◆ Job ◆
Copy every line from the material below that holds "frac".

─── Material for this exercise

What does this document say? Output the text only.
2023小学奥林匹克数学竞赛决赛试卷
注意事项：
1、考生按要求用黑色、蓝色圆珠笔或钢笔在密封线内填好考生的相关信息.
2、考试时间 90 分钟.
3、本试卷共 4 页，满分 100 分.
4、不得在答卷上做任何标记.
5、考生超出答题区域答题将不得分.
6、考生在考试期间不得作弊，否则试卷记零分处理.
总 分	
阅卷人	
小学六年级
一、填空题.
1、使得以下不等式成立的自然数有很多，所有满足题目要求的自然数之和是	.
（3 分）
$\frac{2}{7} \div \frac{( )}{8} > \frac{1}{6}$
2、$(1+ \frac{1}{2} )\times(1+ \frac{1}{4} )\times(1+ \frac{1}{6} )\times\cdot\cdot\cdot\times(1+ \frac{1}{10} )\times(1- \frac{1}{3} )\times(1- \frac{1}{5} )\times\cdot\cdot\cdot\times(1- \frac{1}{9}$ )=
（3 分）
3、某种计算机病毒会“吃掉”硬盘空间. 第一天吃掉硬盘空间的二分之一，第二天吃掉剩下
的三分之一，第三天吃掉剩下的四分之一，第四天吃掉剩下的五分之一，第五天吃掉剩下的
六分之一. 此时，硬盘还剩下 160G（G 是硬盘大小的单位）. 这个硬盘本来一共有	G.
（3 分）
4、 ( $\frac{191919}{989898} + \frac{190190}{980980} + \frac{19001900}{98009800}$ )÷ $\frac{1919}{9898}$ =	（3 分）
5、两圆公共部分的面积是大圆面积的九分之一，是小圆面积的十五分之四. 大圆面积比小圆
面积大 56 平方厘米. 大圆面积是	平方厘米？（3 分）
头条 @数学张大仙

──────

◆ Response ◆
$\frac{2}{7} \div \frac{( )}{8} > \frac{1}{6}$
2、$(1+ \frac{1}{2} )\times(1+ \frac{1}{4} )\times(1+ \frac{1}{6} )\times\cdot\cdot\cdot\times(1+ \frac{1}{10} )\times(1- \frac{1}{3} )\times(1- \frac{1}{5} )\times\cdot\cdot\cdot\times(1- \frac{1}{9}$ )=
4、 ( $\frac{191919}{989898} + \frac{190190}{980980} + \frac{19001900}{98009800}$ )÷ $\frac{1919}{9898}$ =	（3 分）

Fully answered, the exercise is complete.